De Wereldgezondheidsorganisatie wijt de huidige situatie aan het misbruik van antibiotica. Ze worden onjuist voorgeschreven en te vaak en te lang gebruikt. Door de stijging van het aantal multiresistente bacteriën, de nieuwe antibiotica die momenteel worden ontwikkeld en weinig stimulans binnen de industrie om te investeren in onderzoek en ontwikkeling is innovatie hard nodig, concludeerde de WHO.

Bron: Telegraph.co.uk

----------


## Flogiston

Ook hierover hebben we eerder gesproken. Net als toen meld ik opnieuw dat dit een kwestie is van de medische wetenschap tegen de maatschappij.

De wetenschap waarschuwt al jaren - zelfs al enkele decennia - tegen twee gevaren:
Het te vaak voorschrijven van antibiotica, ook als die niet nodig zijn.Het niet afmaken van een antibioticakuur door de gebruiker.
Bij het eerste punt hebben we in Nederland al goed naar de wetenschap geluisterd: wij gebruiken per persoon minder antibiotica dan waar ook ter wereld. Daar was een ware "opvoedingscampagne" voor nodig: het is nog niet zo gek lang geleden dat de patiënt simpelweg een antibioticakuur _eiste_ van de arts, ook tegen een virusinfectie waarbij bekend is dat antibiotica niet helpen.

Oefendoel
Geef het vervolg van de brontekst over antibioticaresistentie, beginnend na de laatste zin. De items staan los van de brontekst.

(Items uit de dataset)
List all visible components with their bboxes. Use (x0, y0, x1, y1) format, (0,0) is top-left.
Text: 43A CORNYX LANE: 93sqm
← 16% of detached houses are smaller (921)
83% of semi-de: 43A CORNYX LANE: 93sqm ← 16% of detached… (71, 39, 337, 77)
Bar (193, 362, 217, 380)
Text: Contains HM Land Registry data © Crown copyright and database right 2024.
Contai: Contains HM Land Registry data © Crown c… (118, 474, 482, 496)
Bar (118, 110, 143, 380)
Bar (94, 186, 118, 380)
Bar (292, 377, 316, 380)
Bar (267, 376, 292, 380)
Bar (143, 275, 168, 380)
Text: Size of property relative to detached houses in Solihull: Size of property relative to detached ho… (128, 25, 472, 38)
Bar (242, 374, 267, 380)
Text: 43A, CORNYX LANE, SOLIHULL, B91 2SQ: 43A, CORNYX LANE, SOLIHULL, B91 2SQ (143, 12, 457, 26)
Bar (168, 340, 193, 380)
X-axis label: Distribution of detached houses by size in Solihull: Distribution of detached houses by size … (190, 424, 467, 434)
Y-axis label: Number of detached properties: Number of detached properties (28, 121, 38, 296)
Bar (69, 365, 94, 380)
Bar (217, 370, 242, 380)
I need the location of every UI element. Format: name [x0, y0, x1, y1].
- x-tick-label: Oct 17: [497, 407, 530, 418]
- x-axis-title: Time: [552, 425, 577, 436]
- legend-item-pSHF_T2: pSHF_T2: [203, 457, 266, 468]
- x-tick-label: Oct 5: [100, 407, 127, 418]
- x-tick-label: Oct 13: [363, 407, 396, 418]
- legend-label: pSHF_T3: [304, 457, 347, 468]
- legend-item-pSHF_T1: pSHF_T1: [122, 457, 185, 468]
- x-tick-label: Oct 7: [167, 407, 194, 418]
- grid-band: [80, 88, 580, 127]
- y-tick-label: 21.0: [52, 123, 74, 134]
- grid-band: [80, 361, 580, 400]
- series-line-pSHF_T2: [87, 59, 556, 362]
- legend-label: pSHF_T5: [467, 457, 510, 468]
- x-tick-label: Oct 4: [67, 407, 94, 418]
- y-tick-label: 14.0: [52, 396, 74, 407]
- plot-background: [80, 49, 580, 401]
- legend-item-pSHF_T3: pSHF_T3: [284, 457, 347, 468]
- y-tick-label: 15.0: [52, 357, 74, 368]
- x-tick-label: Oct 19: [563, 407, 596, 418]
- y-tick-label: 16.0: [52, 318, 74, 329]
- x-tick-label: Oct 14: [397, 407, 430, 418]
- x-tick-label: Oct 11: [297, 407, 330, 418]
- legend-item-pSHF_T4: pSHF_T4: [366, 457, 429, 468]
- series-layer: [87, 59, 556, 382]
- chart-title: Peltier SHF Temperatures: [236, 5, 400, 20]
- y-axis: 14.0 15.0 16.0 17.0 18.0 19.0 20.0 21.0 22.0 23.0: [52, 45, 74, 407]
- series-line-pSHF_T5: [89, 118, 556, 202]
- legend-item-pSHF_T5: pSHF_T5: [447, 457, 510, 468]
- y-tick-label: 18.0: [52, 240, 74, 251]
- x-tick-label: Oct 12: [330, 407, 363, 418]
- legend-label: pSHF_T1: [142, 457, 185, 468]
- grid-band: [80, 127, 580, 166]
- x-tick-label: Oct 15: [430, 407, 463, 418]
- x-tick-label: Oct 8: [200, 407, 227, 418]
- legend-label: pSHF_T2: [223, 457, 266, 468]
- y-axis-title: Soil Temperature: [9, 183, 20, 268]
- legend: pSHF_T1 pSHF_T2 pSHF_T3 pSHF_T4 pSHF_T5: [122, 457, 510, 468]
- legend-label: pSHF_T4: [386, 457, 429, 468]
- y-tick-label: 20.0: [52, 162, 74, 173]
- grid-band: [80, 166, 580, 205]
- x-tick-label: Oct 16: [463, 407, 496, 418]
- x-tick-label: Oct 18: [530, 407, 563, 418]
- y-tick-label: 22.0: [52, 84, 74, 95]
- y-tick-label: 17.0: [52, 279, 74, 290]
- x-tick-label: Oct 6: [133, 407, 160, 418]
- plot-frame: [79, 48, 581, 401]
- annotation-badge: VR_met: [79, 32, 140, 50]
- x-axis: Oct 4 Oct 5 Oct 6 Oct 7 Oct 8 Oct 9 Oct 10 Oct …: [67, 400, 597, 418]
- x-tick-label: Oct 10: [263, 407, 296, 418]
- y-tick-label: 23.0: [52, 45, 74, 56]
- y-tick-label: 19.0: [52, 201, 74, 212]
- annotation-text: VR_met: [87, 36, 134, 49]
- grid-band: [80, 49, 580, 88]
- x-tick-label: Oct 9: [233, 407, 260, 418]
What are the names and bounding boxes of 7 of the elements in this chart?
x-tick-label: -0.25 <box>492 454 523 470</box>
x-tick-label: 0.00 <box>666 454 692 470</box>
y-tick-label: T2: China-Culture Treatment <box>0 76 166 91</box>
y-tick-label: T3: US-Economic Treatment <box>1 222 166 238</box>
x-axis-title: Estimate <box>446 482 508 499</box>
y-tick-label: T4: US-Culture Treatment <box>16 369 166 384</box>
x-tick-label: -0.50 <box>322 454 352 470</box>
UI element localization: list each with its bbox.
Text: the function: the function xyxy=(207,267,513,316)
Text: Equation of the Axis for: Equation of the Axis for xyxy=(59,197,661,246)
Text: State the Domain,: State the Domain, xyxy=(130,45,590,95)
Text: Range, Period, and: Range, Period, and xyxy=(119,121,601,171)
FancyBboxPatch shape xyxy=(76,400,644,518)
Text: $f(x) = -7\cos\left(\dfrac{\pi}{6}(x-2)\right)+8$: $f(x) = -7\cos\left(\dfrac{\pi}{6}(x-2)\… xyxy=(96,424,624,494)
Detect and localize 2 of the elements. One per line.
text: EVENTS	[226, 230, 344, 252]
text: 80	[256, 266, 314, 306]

Resultaat
Gelukkig heeft het "opvoeden" van de consument in Nederland inmiddels gewerkt, en schrijven wij erg weinig antibiotica voor - met als positief gevolg dat multi-resistente bacteriën hier daadwerkelijk minder vaak voorkomen dan elders.

Het tweede punt is nog wel een punt van zorg. Vanwege de wan-informatie van allerlei vage sites zijn mensen toch wat bang geworden voor antibiotica. Veel mensen stoppen met hun kuur zodra ze zich iets beter voelen. Dit terwijl de wetenschap ons probeert te vertellen dat juist die half-afgemaakte kuren de beste manier zijn om resistentie te kweken.

Uiteindelijk zal er altijd resistentie ontstaan. Wij hebben echter middels ons gedrag in de hand of dat na tien jaar gebeurt, of na honderd jaar.

Helaas zijn wij te eigenwijs. Daardoor worden bacteriën al na tien jaar resistent. Dat is te snel om nieuwe vormen van antibiotica te ontwikkelen. Daardoor krijgen we steeds meer last van die resistente bacteriën. Uit democratisch oogpunt is dat terecht, want we kiezen hier zelf voor via ons eigen gedrag.

----------


## Luuss0404

Goede uitleg Flogiston! 

Zou fijn zijn als de voedingsindustrie ook geen antibiotica meer zou gebruiken, helaas op internet zegt de ene site dat we dat via vlees niet binnen krijgen en de andere site zegt van wel, dus daar werd ik niet veel wijzer van. Neig zelf meer naar dat we het wel via vlees binnenkrijgen, gezien ik altijd heftig reageer op antibiotica en ook op vlees tot ik dat uit mijn voedingspakket haalde...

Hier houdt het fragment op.